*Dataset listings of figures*
==========
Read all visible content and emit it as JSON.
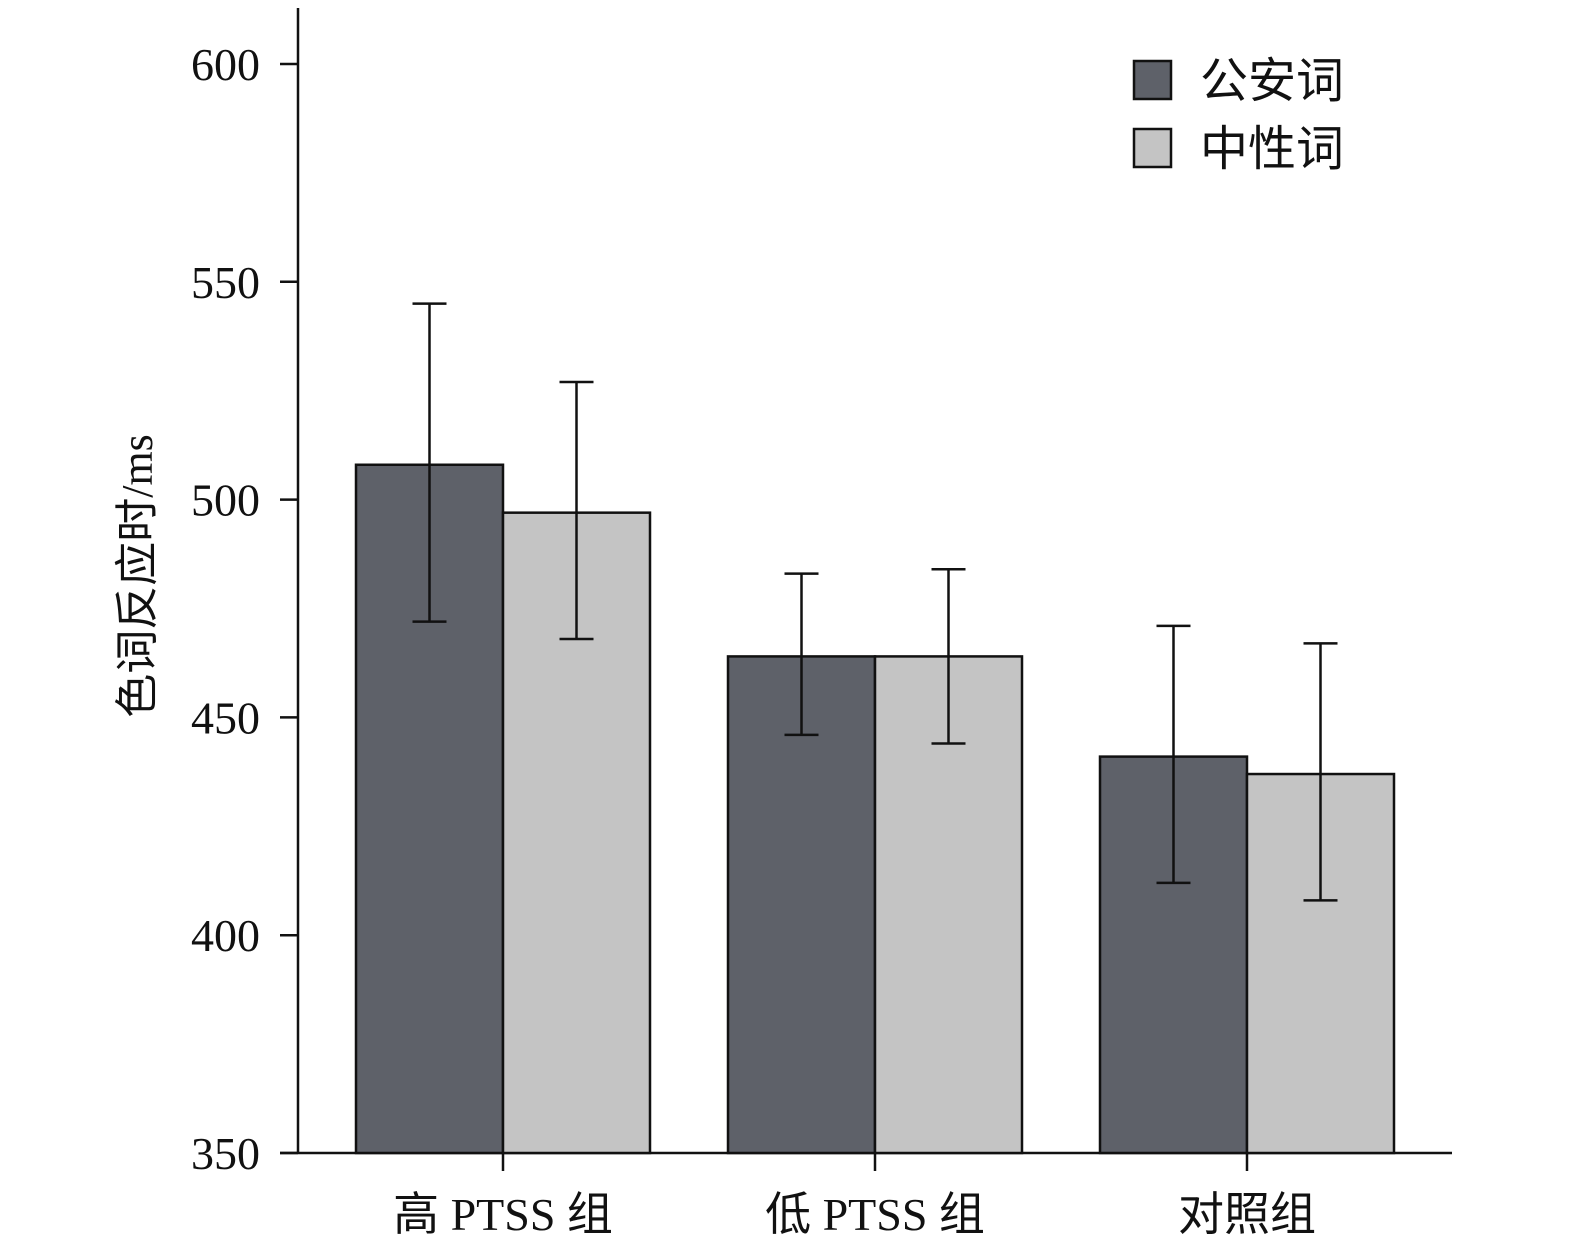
{
  "chart_data": {
    "type": "bar",
    "categories": [
      "高 PTSS 组",
      "低 PTSS 组",
      "对照组"
    ],
    "series": [
      {
        "name": "公安词",
        "color": "#5e6169",
        "values": [
          508,
          464,
          441
        ],
        "error_low": [
          472,
          446,
          412
        ],
        "error_high": [
          545,
          483,
          471
        ]
      },
      {
        "name": "中性词",
        "color": "#c4c4c4",
        "values": [
          497,
          464,
          437
        ],
        "error_low": [
          468,
          444,
          408
        ],
        "error_high": [
          527,
          484,
          467
        ]
      }
    ],
    "ylabel": "色词反应时/ms",
    "xlabel": "",
    "title": "",
    "ylim": [
      350,
      600
    ],
    "yticks": [
      350,
      400,
      450,
      500,
      550,
      600
    ],
    "grid": false,
    "legend_position": "top-right"
  }
}
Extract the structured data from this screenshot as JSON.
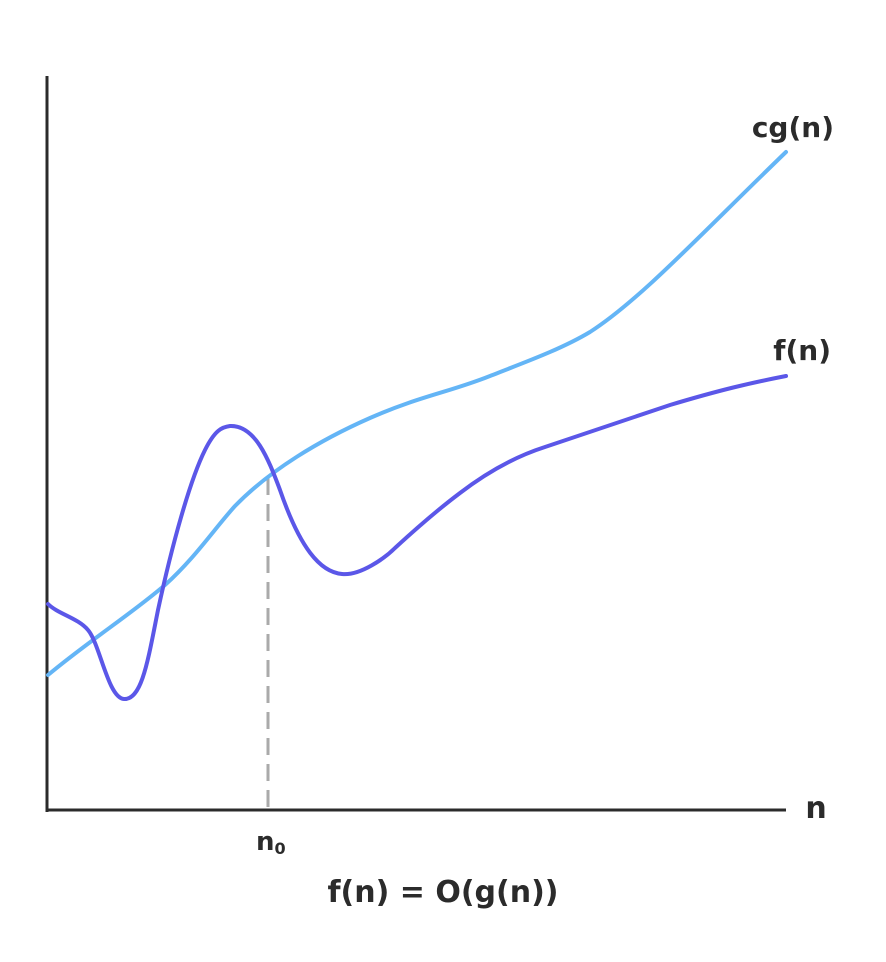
{
  "labels": {
    "upper_curve": "cg(n)",
    "lower_curve": "f(n)",
    "x_axis": "n",
    "threshold": "n",
    "threshold_subscript": "0",
    "formula": "f(n) = O(g(n))"
  },
  "colors": {
    "upper_curve": "#64b5f6",
    "lower_curve": "#5b57e8",
    "axes": "#2b2b2b",
    "threshold_line": "#aaaaaa",
    "text": "#2b2b2b"
  }
}
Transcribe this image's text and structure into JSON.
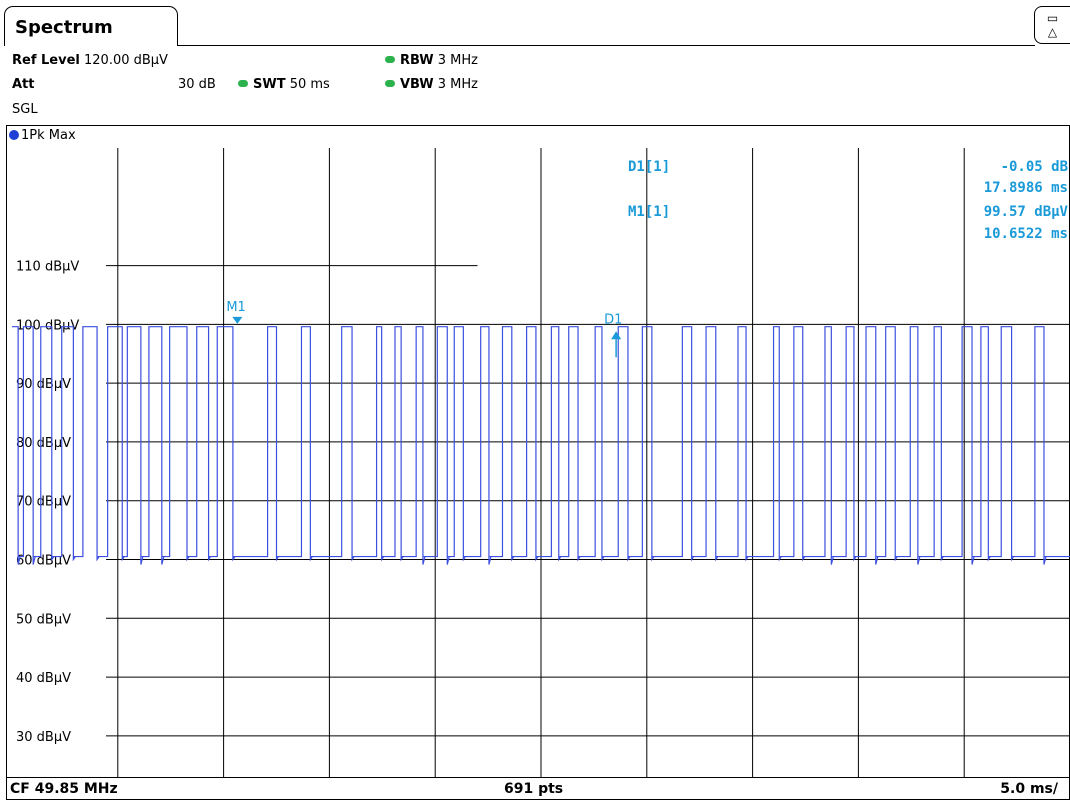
{
  "tab": {
    "title": "Spectrum"
  },
  "header": {
    "ref_level_label": "Ref Level",
    "ref_level_value": "120.00 dBµV",
    "att_label": "Att",
    "att_value": "30 dB",
    "swt_label": "SWT",
    "swt_value": "50 ms",
    "rbw_label": "RBW",
    "rbw_value": "3 MHz",
    "vbw_label": "VBW",
    "vbw_value": "3 MHz",
    "mode": "SGL",
    "status_dot_color": "#2bb24c"
  },
  "trace_label": "1Pk Max",
  "footer": {
    "center_freq": "CF 49.85 MHz",
    "points": "691 pts",
    "per_div": "5.0 ms/"
  },
  "colors": {
    "trace": "#3b4fe0",
    "marker": "#1a9ad8",
    "grid": "#000000"
  },
  "chart_data": {
    "type": "line",
    "title": "",
    "xlabel": "",
    "ylabel": "",
    "xlim": [
      0,
      50
    ],
    "x_unit": "ms",
    "ylim": [
      23,
      130
    ],
    "y_ticks": [
      110,
      100,
      90,
      80,
      70,
      60,
      50,
      40,
      30
    ],
    "y_tick_labels": [
      "110 dBµV",
      "100 dBµV",
      "90 dBµV",
      "80 dBµV",
      "70 dBµV",
      "60 dBµV",
      "50 dBµV",
      "40 dBµV",
      "30 dBµV"
    ],
    "grid": true,
    "series": [
      {
        "high_level": 99.6,
        "low_level": 60.5,
        "x": [
          0.0,
          0.29,
          0.54,
          1.0,
          1.36,
          1.88,
          2.35,
          2.9,
          3.35,
          4.02,
          4.52,
          5.21,
          5.45,
          6.09,
          6.47,
          7.08,
          7.45,
          8.27,
          8.73,
          9.29,
          9.7,
          10.44,
          12.08,
          12.5,
          13.68,
          14.1,
          15.58,
          16.07,
          17.23,
          17.47,
          18.1,
          18.39,
          19.1,
          19.42,
          20.1,
          20.57,
          20.9,
          21.33,
          22.15,
          22.54,
          23.18,
          23.62,
          24.32,
          24.76,
          25.49,
          25.84,
          26.31,
          26.75,
          27.56,
          27.88,
          28.65,
          29.11,
          29.79,
          30.24,
          31.68,
          32.12,
          32.8,
          33.26,
          34.31,
          34.69,
          35.99,
          36.26,
          36.95,
          37.37,
          38.42,
          38.72,
          39.42,
          39.79,
          40.36,
          40.82,
          41.29,
          41.74,
          42.45,
          42.81,
          43.58,
          43.92,
          44.9,
          45.37,
          45.79,
          46.14,
          46.75,
          47.24,
          48.34,
          48.77,
          50.0
        ],
        "state": [
          1,
          0,
          1,
          0,
          1,
          0,
          1,
          0,
          1,
          0,
          1,
          0,
          1,
          0,
          1,
          0,
          1,
          0,
          1,
          0,
          1,
          0,
          1,
          0,
          1,
          0,
          1,
          0,
          1,
          0,
          1,
          0,
          1,
          0,
          1,
          0,
          1,
          0,
          1,
          0,
          1,
          0,
          1,
          0,
          1,
          0,
          1,
          0,
          1,
          0,
          1,
          0,
          1,
          0,
          1,
          0,
          1,
          0,
          1,
          0,
          1,
          0,
          1,
          0,
          1,
          0,
          1,
          0,
          1,
          0,
          1,
          0,
          1,
          0,
          1,
          0,
          1,
          0,
          1,
          0,
          1,
          0,
          1,
          0,
          1
        ]
      }
    ],
    "markers": [
      {
        "name": "M1",
        "x": 10.65,
        "y": 99.57,
        "dir": "down"
      },
      {
        "name": "D1",
        "x": 28.55,
        "y": 99.5,
        "dir": "up"
      }
    ],
    "marker_readouts": [
      {
        "label": "D1[1]",
        "value": "-0.05 dB"
      },
      {
        "label": "",
        "value": "17.8986 ms"
      },
      {
        "label": "M1[1]",
        "value": "99.57 dBµV"
      },
      {
        "label": "",
        "value": "10.6522 ms"
      }
    ]
  }
}
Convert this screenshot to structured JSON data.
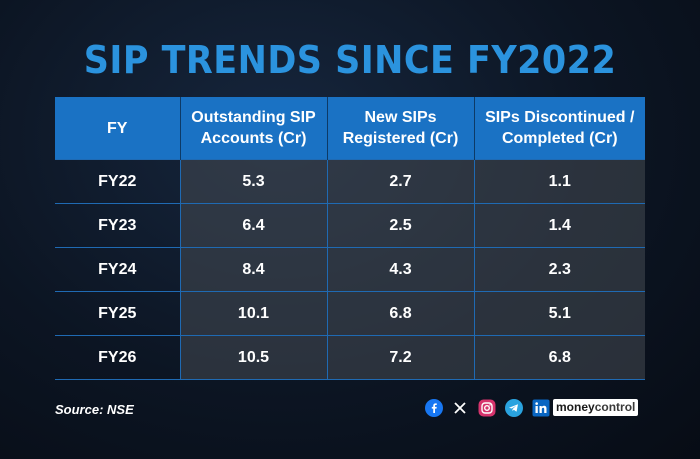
{
  "title": "SIP TRENDS SINCE FY2022",
  "table": {
    "headers": [
      "FY",
      "Outstanding SIP Accounts (Cr)",
      "New SIPs Registered (Cr)",
      "SIPs Discontinued / Completed (Cr)"
    ],
    "header_lines": [
      [
        "FY"
      ],
      [
        "Outstanding SIP",
        "Accounts (Cr)"
      ],
      [
        "New SIPs",
        "Registered (Cr)"
      ],
      [
        "SIPs Discontinued /",
        "Completed (Cr)"
      ]
    ],
    "rows": [
      [
        "FY22",
        "5.3",
        "2.7",
        "1.1"
      ],
      [
        "FY23",
        "6.4",
        "2.5",
        "1.4"
      ],
      [
        "FY24",
        "8.4",
        "4.3",
        "2.3"
      ],
      [
        "FY25",
        "10.1",
        "6.8",
        "5.1"
      ],
      [
        "FY26",
        "10.5",
        "7.2",
        "6.8"
      ]
    ]
  },
  "chart_data": {
    "type": "table",
    "title": "SIP TRENDS SINCE FY2022",
    "categories": [
      "FY22",
      "FY23",
      "FY24",
      "FY25",
      "FY26"
    ],
    "series": [
      {
        "name": "Outstanding SIP Accounts (Cr)",
        "values": [
          5.3,
          6.4,
          8.4,
          10.1,
          10.5
        ]
      },
      {
        "name": "New SIPs Registered (Cr)",
        "values": [
          2.7,
          2.5,
          4.3,
          6.8,
          7.2
        ]
      },
      {
        "name": "SIPs Discontinued / Completed (Cr)",
        "values": [
          1.1,
          1.4,
          2.3,
          5.1,
          6.8
        ]
      }
    ]
  },
  "footer": {
    "source": "Source: NSE",
    "brand": {
      "part1": "money",
      "part2": "control"
    },
    "social_icons": [
      "facebook-icon",
      "x-icon",
      "instagram-icon",
      "telegram-icon",
      "linkedin-icon"
    ]
  },
  "colors": {
    "title": "#2b93de",
    "header_bg": "#1a72c4",
    "facebook": "#1877f2",
    "instagram": "#d6336c",
    "telegram": "#2aa3df",
    "linkedin": "#0a66c2"
  }
}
==========
*Requirements*
Reproduce the records, all of them, word for word; omit the pictures.

*Exercise output*
Read all visible content and emit it as JSON.
{
  "chart_data": {
    "type": "bar",
    "categories": [
      "高 PTSS 组",
      "低 PTSS 组",
      "对照组"
    ],
    "series": [
      {
        "name": "公安词",
        "color": "#5e6169",
        "values": [
          508,
          464,
          441
        ],
        "error_low": [
          472,
          446,
          412
        ],
        "error_high": [
          545,
          483,
          471
        ]
      },
      {
        "name": "中性词",
        "color": "#c4c4c4",
        "values": [
          497,
          464,
          437
        ],
        "error_low": [
          468,
          444,
          408
        ],
        "error_high": [
          527,
          484,
          467
        ]
      }
    ],
    "ylabel": "色词反应时/ms",
    "xlabel": "",
    "title": "",
    "ylim": [
      350,
      600
    ],
    "yticks": [
      350,
      400,
      450,
      500,
      550,
      600
    ],
    "grid": false,
    "legend_position": "top-right"
  }
}
Extract the structured data from this screenshot as JSON.
{
  "labels": {
    "upper_curve": "cg(n)",
    "lower_curve": "f(n)",
    "x_axis": "n",
    "threshold": "n",
    "threshold_subscript": "0",
    "formula": "f(n) = O(g(n))"
  },
  "colors": {
    "upper_curve": "#64b5f6",
    "lower_curve": "#5b57e8",
    "axes": "#2b2b2b",
    "threshold_line": "#aaaaaa",
    "text": "#2b2b2b"
  }
}
Transcribe this image's text and structure into JSON.
{
  "tab": {
    "title": "Spectrum"
  },
  "header": {
    "ref_level_label": "Ref Level",
    "ref_level_value": "120.00 dBµV",
    "att_label": "Att",
    "att_value": "30 dB",
    "swt_label": "SWT",
    "swt_value": "50 ms",
    "rbw_label": "RBW",
    "rbw_value": "3 MHz",
    "vbw_label": "VBW",
    "vbw_value": "3 MHz",
    "mode": "SGL",
    "status_dot_color": "#2bb24c"
  },
  "trace_label": "1Pk Max",
  "footer": {
    "center_freq": "CF 49.85 MHz",
    "points": "691 pts",
    "per_div": "5.0 ms/"
  },
  "colors": {
    "trace": "#3b4fe0",
    "marker": "#1a9ad8",
    "grid": "#000000"
  },
  "chart_data": {
    "type": "line",
    "title": "",
    "xlabel": "",
    "ylabel": "",
    "xlim": [
      0,
      50
    ],
    "x_unit": "ms",
    "ylim": [
      23,
      130
    ],
    "y_ticks": [
      110,
      100,
      90,
      80,
      70,
      60,
      50,
      40,
      30
    ],
    "y_tick_labels": [
      "110 dBµV",
      "100 dBµV",
      "90 dBµV",
      "80 dBµV",
      "70 dBµV",
      "60 dBµV",
      "50 dBµV",
      "40 dBµV",
      "30 dBµV"
    ],
    "grid": true,
    "series": [
      {
        "high_level": 99.6,
        "low_level": 60.5,
        "x": [
          0.0,
          0.29,
          0.54,
          1.0,
          1.36,
          1.88,
          2.35,
          2.9,
          3.35,
          4.02,
          4.52,
          5.21,
          5.45,
          6.09,
          6.47,
          7.08,
          7.45,
          8.27,
          8.73,
          9.29,
          9.7,
          10.44,
          12.08,
          12.5,
          13.68,
          14.1,
          15.58,
          16.07,
          17.23,
          17.47,
          18.1,
          18.39,
          19.1,
          19.42,
          20.1,
          20.57,
          20.9,
          21.33,
          22.15,
          22.54,
          23.18,
          23.62,
          24.32,
          24.76,
          25.49,
          25.84,
          26.31,
          26.75,
          27.56,
          27.88,
          28.65,
          29.11,
          29.79,
          30.24,
          31.68,
          32.12,
          32.8,
          33.26,
          34.31,
          34.69,
          35.99,
          36.26,
          36.95,
          37.37,
          38.42,
          38.72,
          39.42,
          39.79,
          40.36,
          40.82,
          41.29,
          41.74,
          42.45,
          42.81,
          43.58,
          43.92,
          44.9,
          45.37,
          45.79,
          46.14,
          46.75,
          47.24,
          48.34,
          48.77,
          50.0
        ],
        "state": [
          1,
          0,
          1,
          0,
          1,
          0,
          1,
          0,
          1,
          0,
          1,
          0,
          1,
          0,
          1,
          0,
          1,
          0,
          1,
          0,
          1,
          0,
          1,
          0,
          1,
          0,
          1,
          0,
          1,
          0,
          1,
          0,
          1,
          0,
          1,
          0,
          1,
          0,
          1,
          0,
          1,
          0,
          1,
          0,
          1,
          0,
          1,
          0,
          1,
          0,
          1,
          0,
          1,
          0,
          1,
          0,
          1,
          0,
          1,
          0,
          1,
          0,
          1,
          0,
          1,
          0,
          1,
          0,
          1,
          0,
          1,
          0,
          1,
          0,
          1,
          0,
          1,
          0,
          1,
          0,
          1,
          0,
          1,
          0,
          1
        ]
      }
    ],
    "markers": [
      {
        "name": "M1",
        "x": 10.65,
        "y": 99.57,
        "dir": "down"
      },
      {
        "name": "D1",
        "x": 28.55,
        "y": 99.5,
        "dir": "up"
      }
    ],
    "marker_readouts": [
      {
        "label": "D1[1]",
        "value": "-0.05 dB"
      },
      {
        "label": "",
        "value": "17.8986 ms"
      },
      {
        "label": "M1[1]",
        "value": "99.57 dBµV"
      },
      {
        "label": "",
        "value": "10.6522 ms"
      }
    ]
  }
}
Convert this screenshot to structured JSON data.
{
  "title": "SIP TRENDS SINCE FY2022",
  "table": {
    "headers": [
      "FY",
      "Outstanding SIP Accounts (Cr)",
      "New SIPs Registered (Cr)",
      "SIPs Discontinued / Completed (Cr)"
    ],
    "header_lines": [
      [
        "FY"
      ],
      [
        "Outstanding SIP",
        "Accounts (Cr)"
      ],
      [
        "New SIPs",
        "Registered (Cr)"
      ],
      [
        "SIPs Discontinued /",
        "Completed (Cr)"
      ]
    ],
    "rows": [
      [
        "FY22",
        "5.3",
        "2.7",
        "1.1"
      ],
      [
        "FY23",
        "6.4",
        "2.5",
        "1.4"
      ],
      [
        "FY24",
        "8.4",
        "4.3",
        "2.3"
      ],
      [
        "FY25",
        "10.1",
        "6.8",
        "5.1"
      ],
      [
        "FY26",
        "10.5",
        "7.2",
        "6.8"
      ]
    ]
  },
  "chart_data": {
    "type": "table",
    "title": "SIP TRENDS SINCE FY2022",
    "categories": [
      "FY22",
      "FY23",
      "FY24",
      "FY25",
      "FY26"
    ],
    "series": [
      {
        "name": "Outstanding SIP Accounts (Cr)",
        "values": [
          5.3,
          6.4,
          8.4,
          10.1,
          10.5
        ]
      },
      {
        "name": "New SIPs Registered (Cr)",
        "values": [
          2.7,
          2.5,
          4.3,
          6.8,
          7.2
        ]
      },
      {
        "name": "SIPs Discontinued / Completed (Cr)",
        "values": [
          1.1,
          1.4,
          2.3,
          5.1,
          6.8
        ]
      }
    ]
  },
  "footer": {
    "source": "Source: NSE",
    "brand": {
      "part1": "money",
      "part2": "control"
    },
    "social_icons": [
      "facebook-icon",
      "x-icon",
      "instagram-icon",
      "telegram-icon",
      "linkedin-icon"
    ]
  },
  "colors": {
    "title": "#2b93de",
    "header_bg": "#1a72c4",
    "facebook": "#1877f2",
    "instagram": "#d6336c",
    "telegram": "#2aa3df",
    "linkedin": "#0a66c2"
  }
}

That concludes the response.